> [Directions for this task]: Pictures stay out of the copy; restate everything else in the material exactly.

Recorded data

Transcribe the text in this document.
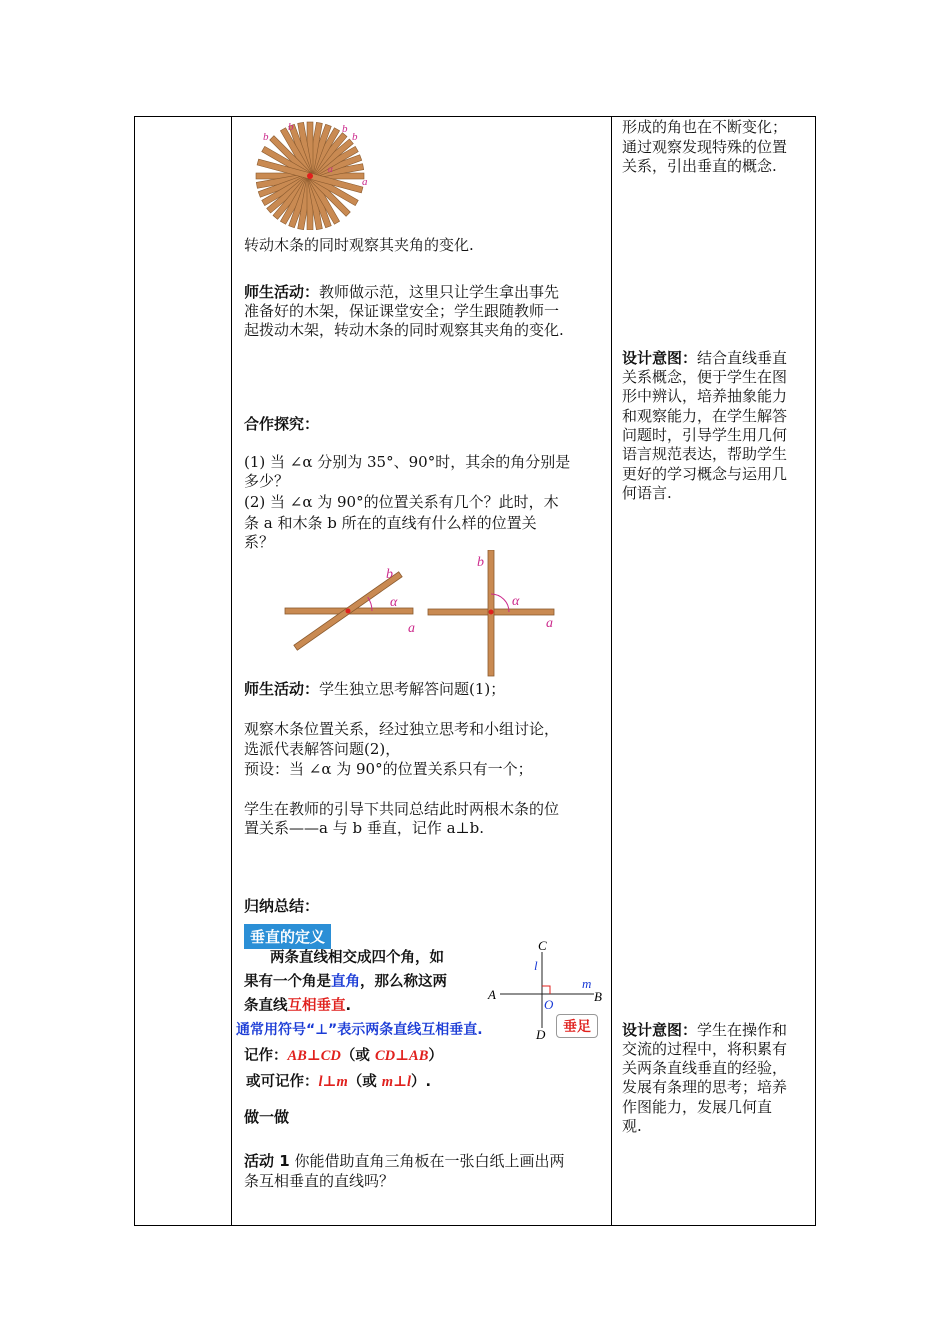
b
b	b
b
a
α
转动木条的同时观察其夹角的变化.
师生活动：教师做示范，这里只让学生拿出事先
准备好的木架，保证课堂安全；学生跟随教师一
起拨动木架，转动木条的同时观察其夹角的变化.
合作探究：
(1) 当 ∠α 分别为 35°、90°时，其余的角分别是
多少？
(2) 当 ∠α 为 90°的位置关系有几个？此时，木
条 a 和木条 b 所在的直线有什么样的位置关
系？
b
α
a
b
α
a
师生活动：学生独立思考解答问题(1)；
观察木条位置关系，经过独立思考和小组讨论，
选派代表解答问题(2)，
预设：当 ∠α 为 90°的位置关系只有一个；
学生在教师的引导下共同总结此时两根木条的位
置关系——a 与 b 垂直，记作 a⊥b.
归纳总结：
垂直的定义
两条直线相交成四个角，如
果有一个角是直角，那么称这两
条直线互相垂直.
通常用符号“⊥”表示两条直线互相垂直.
记作：AB⊥CD（或 CD⊥AB）
或可记作：l⊥m（或 m⊥l）.
C
l
m
A	B
O
D	垂足
做一做
活动 1 你能借助直角三角板在一张白纸上画出两
条互相垂直的直线吗？
形成的角也在不断变化；
通过观察发现特殊的位置
关系，引出垂直的概念.
设计意图：结合直线垂直
关系概念，便于学生在图
形中辨认，培养抽象能力
和观察能力，在学生解答
问题时，引导学生用几何
语言规范表达，帮助学生
更好的学习概念与运用几
何语言.
设计意图：学生在操作和
交流的过程中，将积累有
关两条直线垂直的经验，
发展有条理的思考；培养
作图能力，发展几何直
观.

> [Solution for this exercise]:
Transcribe the text in this document.
b
b	b
b
a
α
转动木条的同时观察其夹角的变化.
师生活动：教师做示范，这里只让学生拿出事先
准备好的木架，保证课堂安全；学生跟随教师一
起拨动木架，转动木条的同时观察其夹角的变化.
合作探究：
(1) 当 ∠α 分别为 35°、90°时，其余的角分别是
多少？
(2) 当 ∠α 为 90°的位置关系有几个？此时，木
条 a 和木条 b 所在的直线有什么样的位置关
系？
b
α
a
b
α
a
师生活动：学生独立思考解答问题(1)；
观察木条位置关系，经过独立思考和小组讨论，
选派代表解答问题(2)，
预设：当 ∠α 为 90°的位置关系只有一个；
学生在教师的引导下共同总结此时两根木条的位
置关系——a 与 b 垂直，记作 a⊥b.
归纳总结：
垂直的定义
两条直线相交成四个角，如
果有一个角是直角，那么称这两
条直线互相垂直.
通常用符号“⊥”表示两条直线互相垂直.
记作：AB⊥CD（或 CD⊥AB）
或可记作：l⊥m（或 m⊥l）.
C
l
m
A	B
O
D	垂足
做一做
活动 1 你能借助直角三角板在一张白纸上画出两
条互相垂直的直线吗？
形成的角也在不断变化；
通过观察发现特殊的位置
关系，引出垂直的概念.
设计意图：结合直线垂直
关系概念，便于学生在图
形中辨认，培养抽象能力
和观察能力，在学生解答
问题时，引导学生用几何
语言规范表达，帮助学生
更好的学习概念与运用几
何语言.
设计意图：学生在操作和
交流的过程中，将积累有
关两条直线垂直的经验，
发展有条理的思考；培养
作图能力，发展几何直
观.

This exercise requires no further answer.